▶ [Problem to solve] Copy each line containing the word "caption" from the records that follow, please.

▶ [Record set]
-.-.-
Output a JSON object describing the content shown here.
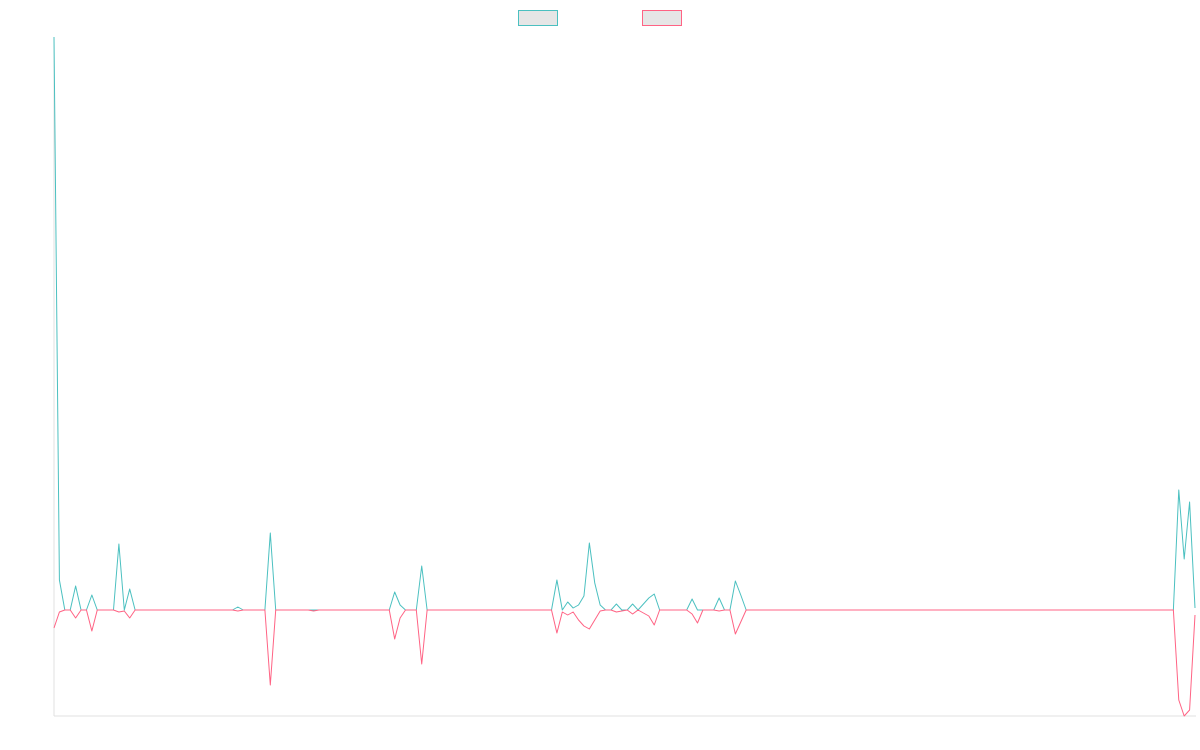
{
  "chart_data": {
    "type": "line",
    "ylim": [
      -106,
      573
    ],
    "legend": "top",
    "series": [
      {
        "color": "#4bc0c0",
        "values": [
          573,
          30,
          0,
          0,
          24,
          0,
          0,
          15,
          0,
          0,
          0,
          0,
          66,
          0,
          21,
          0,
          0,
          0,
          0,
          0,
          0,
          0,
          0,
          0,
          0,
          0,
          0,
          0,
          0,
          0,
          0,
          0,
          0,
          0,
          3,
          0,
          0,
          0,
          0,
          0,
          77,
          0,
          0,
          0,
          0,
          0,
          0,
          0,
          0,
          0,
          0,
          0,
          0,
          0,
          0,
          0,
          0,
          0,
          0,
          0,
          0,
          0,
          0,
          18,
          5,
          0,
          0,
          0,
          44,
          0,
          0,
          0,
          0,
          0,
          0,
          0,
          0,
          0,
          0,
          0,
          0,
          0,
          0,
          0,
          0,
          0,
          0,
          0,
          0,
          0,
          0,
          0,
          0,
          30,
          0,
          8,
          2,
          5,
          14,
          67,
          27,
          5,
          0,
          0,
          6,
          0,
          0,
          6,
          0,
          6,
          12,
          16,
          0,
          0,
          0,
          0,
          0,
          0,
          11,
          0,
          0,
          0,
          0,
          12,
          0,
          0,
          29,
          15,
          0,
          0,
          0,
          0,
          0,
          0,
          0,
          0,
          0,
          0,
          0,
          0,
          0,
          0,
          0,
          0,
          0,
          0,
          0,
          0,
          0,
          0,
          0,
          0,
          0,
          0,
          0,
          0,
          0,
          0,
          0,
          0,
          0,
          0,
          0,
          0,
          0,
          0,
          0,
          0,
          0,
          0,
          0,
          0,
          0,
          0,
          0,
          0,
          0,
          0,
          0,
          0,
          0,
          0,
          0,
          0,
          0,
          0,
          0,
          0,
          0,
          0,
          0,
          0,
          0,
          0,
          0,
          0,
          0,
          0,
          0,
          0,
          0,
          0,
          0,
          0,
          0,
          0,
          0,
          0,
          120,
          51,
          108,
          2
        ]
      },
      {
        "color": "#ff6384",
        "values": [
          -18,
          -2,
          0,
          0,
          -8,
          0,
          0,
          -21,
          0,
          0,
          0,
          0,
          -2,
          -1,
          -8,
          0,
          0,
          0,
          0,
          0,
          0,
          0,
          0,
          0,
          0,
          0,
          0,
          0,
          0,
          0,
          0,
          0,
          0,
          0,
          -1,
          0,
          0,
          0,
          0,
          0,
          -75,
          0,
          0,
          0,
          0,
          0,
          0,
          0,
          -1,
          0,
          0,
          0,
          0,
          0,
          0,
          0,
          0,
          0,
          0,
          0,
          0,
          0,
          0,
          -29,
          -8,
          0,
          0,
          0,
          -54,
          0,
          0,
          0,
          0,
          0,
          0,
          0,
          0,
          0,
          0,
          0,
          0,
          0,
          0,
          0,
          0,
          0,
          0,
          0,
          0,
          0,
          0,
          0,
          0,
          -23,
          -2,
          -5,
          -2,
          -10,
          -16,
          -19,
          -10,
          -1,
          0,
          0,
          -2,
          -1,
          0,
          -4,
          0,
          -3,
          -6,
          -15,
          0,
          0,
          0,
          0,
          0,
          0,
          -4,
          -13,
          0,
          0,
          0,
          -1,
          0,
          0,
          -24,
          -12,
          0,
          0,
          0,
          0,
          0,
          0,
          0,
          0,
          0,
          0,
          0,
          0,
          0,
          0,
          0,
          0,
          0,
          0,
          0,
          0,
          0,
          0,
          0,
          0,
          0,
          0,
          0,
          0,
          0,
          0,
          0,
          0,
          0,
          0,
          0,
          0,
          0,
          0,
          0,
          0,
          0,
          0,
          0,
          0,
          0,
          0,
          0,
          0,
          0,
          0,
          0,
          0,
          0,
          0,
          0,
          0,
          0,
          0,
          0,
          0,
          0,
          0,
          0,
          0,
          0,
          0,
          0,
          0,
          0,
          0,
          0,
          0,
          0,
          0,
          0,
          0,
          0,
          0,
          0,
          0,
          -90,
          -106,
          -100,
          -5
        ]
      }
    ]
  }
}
-.-.-
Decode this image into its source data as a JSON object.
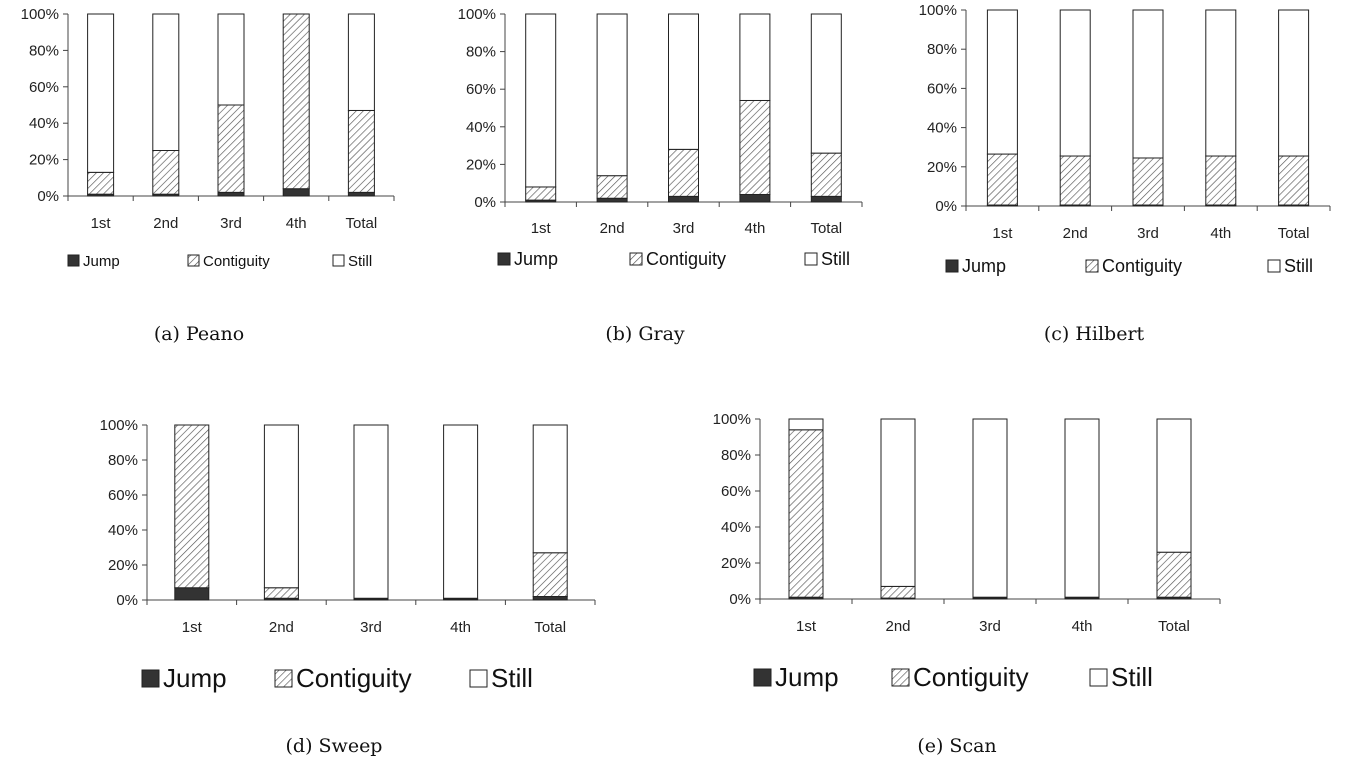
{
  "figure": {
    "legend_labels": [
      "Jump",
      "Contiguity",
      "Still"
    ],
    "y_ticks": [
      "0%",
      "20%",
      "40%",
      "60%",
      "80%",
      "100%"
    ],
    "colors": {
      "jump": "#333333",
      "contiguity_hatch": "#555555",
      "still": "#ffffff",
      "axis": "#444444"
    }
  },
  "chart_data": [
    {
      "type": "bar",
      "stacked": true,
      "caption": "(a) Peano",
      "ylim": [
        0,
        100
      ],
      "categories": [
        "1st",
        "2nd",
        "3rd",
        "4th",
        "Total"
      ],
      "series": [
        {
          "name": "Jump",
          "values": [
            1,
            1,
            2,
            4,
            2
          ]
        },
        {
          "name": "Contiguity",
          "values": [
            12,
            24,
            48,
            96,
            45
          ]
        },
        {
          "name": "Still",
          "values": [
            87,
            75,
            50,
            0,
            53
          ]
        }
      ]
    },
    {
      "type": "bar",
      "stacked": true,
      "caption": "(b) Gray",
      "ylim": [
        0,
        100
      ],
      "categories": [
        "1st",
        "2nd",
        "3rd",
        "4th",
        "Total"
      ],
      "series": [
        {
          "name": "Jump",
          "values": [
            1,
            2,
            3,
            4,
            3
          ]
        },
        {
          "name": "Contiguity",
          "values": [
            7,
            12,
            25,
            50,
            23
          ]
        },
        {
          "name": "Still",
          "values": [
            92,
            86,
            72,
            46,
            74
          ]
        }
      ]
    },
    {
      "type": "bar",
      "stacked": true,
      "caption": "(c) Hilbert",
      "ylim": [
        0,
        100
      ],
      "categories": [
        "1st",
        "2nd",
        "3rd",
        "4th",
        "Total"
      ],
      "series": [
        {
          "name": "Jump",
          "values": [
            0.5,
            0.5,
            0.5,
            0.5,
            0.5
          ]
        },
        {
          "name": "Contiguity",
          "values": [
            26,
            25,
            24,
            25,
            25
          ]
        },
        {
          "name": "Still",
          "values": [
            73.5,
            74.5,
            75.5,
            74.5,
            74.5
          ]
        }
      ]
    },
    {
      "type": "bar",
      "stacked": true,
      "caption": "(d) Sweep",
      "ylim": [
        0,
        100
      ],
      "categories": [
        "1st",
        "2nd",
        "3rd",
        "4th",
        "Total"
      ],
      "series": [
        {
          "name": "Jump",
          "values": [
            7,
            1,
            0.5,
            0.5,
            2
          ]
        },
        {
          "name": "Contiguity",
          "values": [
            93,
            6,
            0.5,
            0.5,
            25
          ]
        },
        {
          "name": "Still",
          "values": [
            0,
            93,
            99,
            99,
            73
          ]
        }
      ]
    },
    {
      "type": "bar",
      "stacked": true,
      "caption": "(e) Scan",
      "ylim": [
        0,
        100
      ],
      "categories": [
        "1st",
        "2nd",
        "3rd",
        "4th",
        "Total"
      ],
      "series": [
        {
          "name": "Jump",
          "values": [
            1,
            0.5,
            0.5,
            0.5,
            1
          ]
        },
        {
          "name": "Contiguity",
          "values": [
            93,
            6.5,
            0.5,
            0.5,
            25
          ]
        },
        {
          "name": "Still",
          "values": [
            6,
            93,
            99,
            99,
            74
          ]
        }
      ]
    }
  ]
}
-.-.-
▶ [The answer]
      "caption": "(a) Peano",
      "caption": "(b) Gray",
      "caption": "(c) Hilbert",
      "caption": "(d) Sweep",
      "caption": "(e) Scan",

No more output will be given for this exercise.